> [Written task]
Transcribe the lines below verbatim, skipping the images.

> [Given data]
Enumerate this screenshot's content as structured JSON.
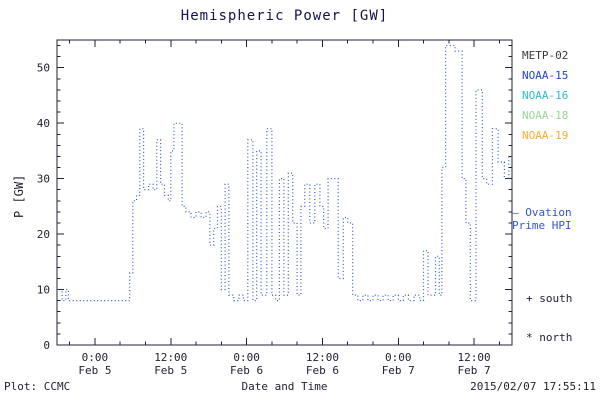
{
  "title": "Hemispheric Power [GW]",
  "colors": {
    "line": "#3355cc",
    "axis": "#222233",
    "title": "#14144a"
  },
  "legend": {
    "items": [
      {
        "label": "METP-02",
        "color": "#3a3a3a"
      },
      {
        "label": "NOAA-15",
        "color": "#2244cc"
      },
      {
        "label": "NOAA-16",
        "color": "#33bbcc"
      },
      {
        "label": "NOAA-18",
        "color": "#99d699"
      },
      {
        "label": "NOAA-19",
        "color": "#ffaa33"
      }
    ]
  },
  "annotations": {
    "ovation_line1": "— Ovation",
    "ovation_line2": "Prime HPI",
    "south": "+ south",
    "north": "* north"
  },
  "footer": {
    "plot_credit": "Plot: CCMC",
    "xlabel": "Date and Time",
    "timestamp": "2015/02/07 17:55:11"
  },
  "chart_data": {
    "type": "line",
    "style": "stepped-dotted",
    "title": "Hemispheric Power [GW]",
    "xlabel": "Date and Time",
    "ylabel": "P [GW]",
    "ylim": [
      0,
      55
    ],
    "yticks": [
      0,
      10,
      20,
      30,
      40,
      50
    ],
    "y_minor_step": 2,
    "xlim_hours": [
      -6,
      66
    ],
    "x_minor_step": 4,
    "xticks": [
      {
        "t": 0,
        "time": "0:00",
        "date": "Feb 5"
      },
      {
        "t": 12,
        "time": "12:00",
        "date": "Feb 5"
      },
      {
        "t": 24,
        "time": "0:00",
        "date": "Feb 6"
      },
      {
        "t": 36,
        "time": "12:00",
        "date": "Feb 6"
      },
      {
        "t": 48,
        "time": "0:00",
        "date": "Feb 7"
      },
      {
        "t": 60,
        "time": "12:00",
        "date": "Feb 7"
      }
    ],
    "grid": false,
    "legend_position": "right-outside",
    "series": [
      {
        "name": "Ovation Prime HPI",
        "color": "#3355cc",
        "points": [
          [
            -6.0,
            10
          ],
          [
            -5.2,
            8
          ],
          [
            -4.6,
            10
          ],
          [
            -4.2,
            8
          ],
          [
            5.5,
            13
          ],
          [
            6.0,
            26
          ],
          [
            6.6,
            27
          ],
          [
            7.1,
            39
          ],
          [
            7.7,
            28
          ],
          [
            8.5,
            29
          ],
          [
            9.2,
            28
          ],
          [
            9.8,
            37
          ],
          [
            10.4,
            29
          ],
          [
            11.0,
            27
          ],
          [
            11.6,
            26
          ],
          [
            12.0,
            35
          ],
          [
            12.5,
            40
          ],
          [
            13.2,
            40
          ],
          [
            13.8,
            25
          ],
          [
            14.4,
            24
          ],
          [
            15.2,
            23
          ],
          [
            16.0,
            24
          ],
          [
            16.8,
            23
          ],
          [
            17.6,
            24
          ],
          [
            18.2,
            18
          ],
          [
            18.8,
            21
          ],
          [
            19.4,
            25
          ],
          [
            20.0,
            10
          ],
          [
            20.6,
            29
          ],
          [
            21.2,
            9
          ],
          [
            22.0,
            8
          ],
          [
            22.8,
            9
          ],
          [
            23.5,
            8
          ],
          [
            24.2,
            37
          ],
          [
            25.0,
            8
          ],
          [
            25.6,
            35
          ],
          [
            26.3,
            9
          ],
          [
            27.2,
            39
          ],
          [
            28.0,
            9
          ],
          [
            28.6,
            8
          ],
          [
            29.2,
            30
          ],
          [
            29.9,
            9
          ],
          [
            30.6,
            31
          ],
          [
            31.3,
            22
          ],
          [
            32.0,
            9
          ],
          [
            32.6,
            25
          ],
          [
            33.2,
            29
          ],
          [
            34.0,
            22
          ],
          [
            34.8,
            29
          ],
          [
            35.6,
            25
          ],
          [
            36.2,
            21
          ],
          [
            36.9,
            30
          ],
          [
            37.7,
            30
          ],
          [
            38.5,
            12
          ],
          [
            39.3,
            23
          ],
          [
            40.0,
            22
          ],
          [
            40.8,
            9
          ],
          [
            41.6,
            8
          ],
          [
            42.4,
            9
          ],
          [
            43.2,
            8
          ],
          [
            44.0,
            9
          ],
          [
            44.8,
            8
          ],
          [
            45.6,
            9
          ],
          [
            46.4,
            8
          ],
          [
            47.2,
            9
          ],
          [
            48.0,
            8
          ],
          [
            48.8,
            9
          ],
          [
            49.6,
            8
          ],
          [
            50.5,
            9
          ],
          [
            51.4,
            8
          ],
          [
            52.0,
            17
          ],
          [
            52.7,
            9
          ],
          [
            53.9,
            16
          ],
          [
            54.5,
            9
          ],
          [
            54.9,
            32
          ],
          [
            55.5,
            54
          ],
          [
            57.0,
            53
          ],
          [
            58.1,
            30
          ],
          [
            58.7,
            22
          ],
          [
            59.4,
            8
          ],
          [
            60.3,
            46
          ],
          [
            61.3,
            30
          ],
          [
            62.0,
            29
          ],
          [
            62.9,
            39
          ],
          [
            63.8,
            33
          ],
          [
            64.8,
            30
          ],
          [
            65.5,
            34
          ]
        ]
      }
    ]
  }
}
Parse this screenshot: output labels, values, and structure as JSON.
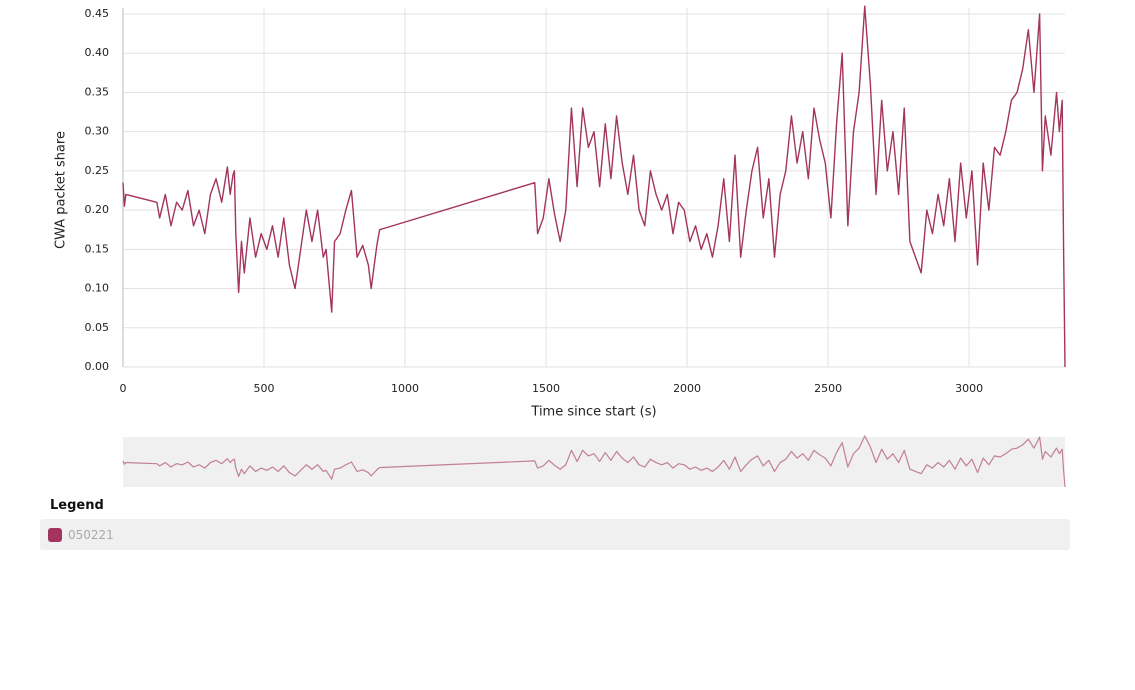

> [Exercise result]
Enumerate this screenshot's content as structured JSON.
{
  "title": "Hemispheric Power [GW]",
  "colors": {
    "line": "#3355cc",
    "axis": "#222233",
    "title": "#14144a"
  },
  "legend": {
    "items": [
      {
        "label": "METP-02",
        "color": "#3a3a3a"
      },
      {
        "label": "NOAA-15",
        "color": "#2244cc"
      },
      {
        "label": "NOAA-16",
        "color": "#33bbcc"
      },
      {
        "label": "NOAA-18",
        "color": "#99d699"
      },
      {
        "label": "NOAA-19",
        "color": "#ffaa33"
      }
    ]
  },
  "annotations": {
    "ovation_line1": "— Ovation",
    "ovation_line2": "Prime HPI",
    "south": "+ south",
    "north": "* north"
  },
  "footer": {
    "plot_credit": "Plot: CCMC",
    "xlabel": "Date and Time",
    "timestamp": "2015/02/07 17:55:11"
  },
  "chart_data": {
    "type": "line",
    "style": "stepped-dotted",
    "title": "Hemispheric Power [GW]",
    "xlabel": "Date and Time",
    "ylabel": "P [GW]",
    "ylim": [
      0,
      55
    ],
    "yticks": [
      0,
      10,
      20,
      30,
      40,
      50
    ],
    "y_minor_step": 2,
    "xlim_hours": [
      -6,
      66
    ],
    "x_minor_step": 4,
    "xticks": [
      {
        "t": 0,
        "time": "0:00",
        "date": "Feb 5"
      },
      {
        "t": 12,
        "time": "12:00",
        "date": "Feb 5"
      },
      {
        "t": 24,
        "time": "0:00",
        "date": "Feb 6"
      },
      {
        "t": 36,
        "time": "12:00",
        "date": "Feb 6"
      },
      {
        "t": 48,
        "time": "0:00",
        "date": "Feb 7"
      },
      {
        "t": 60,
        "time": "12:00",
        "date": "Feb 7"
      }
    ],
    "grid": false,
    "legend_position": "right-outside",
    "series": [
      {
        "name": "Ovation Prime HPI",
        "color": "#3355cc",
        "points": [
          [
            -6.0,
            10
          ],
          [
            -5.2,
            8
          ],
          [
            -4.6,
            10
          ],
          [
            -4.2,
            8
          ],
          [
            5.5,
            13
          ],
          [
            6.0,
            26
          ],
          [
            6.6,
            27
          ],
          [
            7.1,
            39
          ],
          [
            7.7,
            28
          ],
          [
            8.5,
            29
          ],
          [
            9.2,
            28
          ],
          [
            9.8,
            37
          ],
          [
            10.4,
            29
          ],
          [
            11.0,
            27
          ],
          [
            11.6,
            26
          ],
          [
            12.0,
            35
          ],
          [
            12.5,
            40
          ],
          [
            13.2,
            40
          ],
          [
            13.8,
            25
          ],
          [
            14.4,
            24
          ],
          [
            15.2,
            23
          ],
          [
            16.0,
            24
          ],
          [
            16.8,
            23
          ],
          [
            17.6,
            24
          ],
          [
            18.2,
            18
          ],
          [
            18.8,
            21
          ],
          [
            19.4,
            25
          ],
          [
            20.0,
            10
          ],
          [
            20.6,
            29
          ],
          [
            21.2,
            9
          ],
          [
            22.0,
            8
          ],
          [
            22.8,
            9
          ],
          [
            23.5,
            8
          ],
          [
            24.2,
            37
          ],
          [
            25.0,
            8
          ],
          [
            25.6,
            35
          ],
          [
            26.3,
            9
          ],
          [
            27.2,
            39
          ],
          [
            28.0,
            9
          ],
          [
            28.6,
            8
          ],
          [
            29.2,
            30
          ],
          [
            29.9,
            9
          ],
          [
            30.6,
            31
          ],
          [
            31.3,
            22
          ],
          [
            32.0,
            9
          ],
          [
            32.6,
            25
          ],
          [
            33.2,
            29
          ],
          [
            34.0,
            22
          ],
          [
            34.8,
            29
          ],
          [
            35.6,
            25
          ],
          [
            36.2,
            21
          ],
          [
            36.9,
            30
          ],
          [
            37.7,
            30
          ],
          [
            38.5,
            12
          ],
          [
            39.3,
            23
          ],
          [
            40.0,
            22
          ],
          [
            40.8,
            9
          ],
          [
            41.6,
            8
          ],
          [
            42.4,
            9
          ],
          [
            43.2,
            8
          ],
          [
            44.0,
            9
          ],
          [
            44.8,
            8
          ],
          [
            45.6,
            9
          ],
          [
            46.4,
            8
          ],
          [
            47.2,
            9
          ],
          [
            48.0,
            8
          ],
          [
            48.8,
            9
          ],
          [
            49.6,
            8
          ],
          [
            50.5,
            9
          ],
          [
            51.4,
            8
          ],
          [
            52.0,
            17
          ],
          [
            52.7,
            9
          ],
          [
            53.9,
            16
          ],
          [
            54.5,
            9
          ],
          [
            54.9,
            32
          ],
          [
            55.5,
            54
          ],
          [
            57.0,
            53
          ],
          [
            58.1,
            30
          ],
          [
            58.7,
            22
          ],
          [
            59.4,
            8
          ],
          [
            60.3,
            46
          ],
          [
            61.3,
            30
          ],
          [
            62.0,
            29
          ],
          [
            62.9,
            39
          ],
          [
            63.8,
            33
          ],
          [
            64.8,
            30
          ],
          [
            65.5,
            34
          ]
        ]
      }
    ]
  }
}
Parse this screenshot: output labels, values, and structure as JSON.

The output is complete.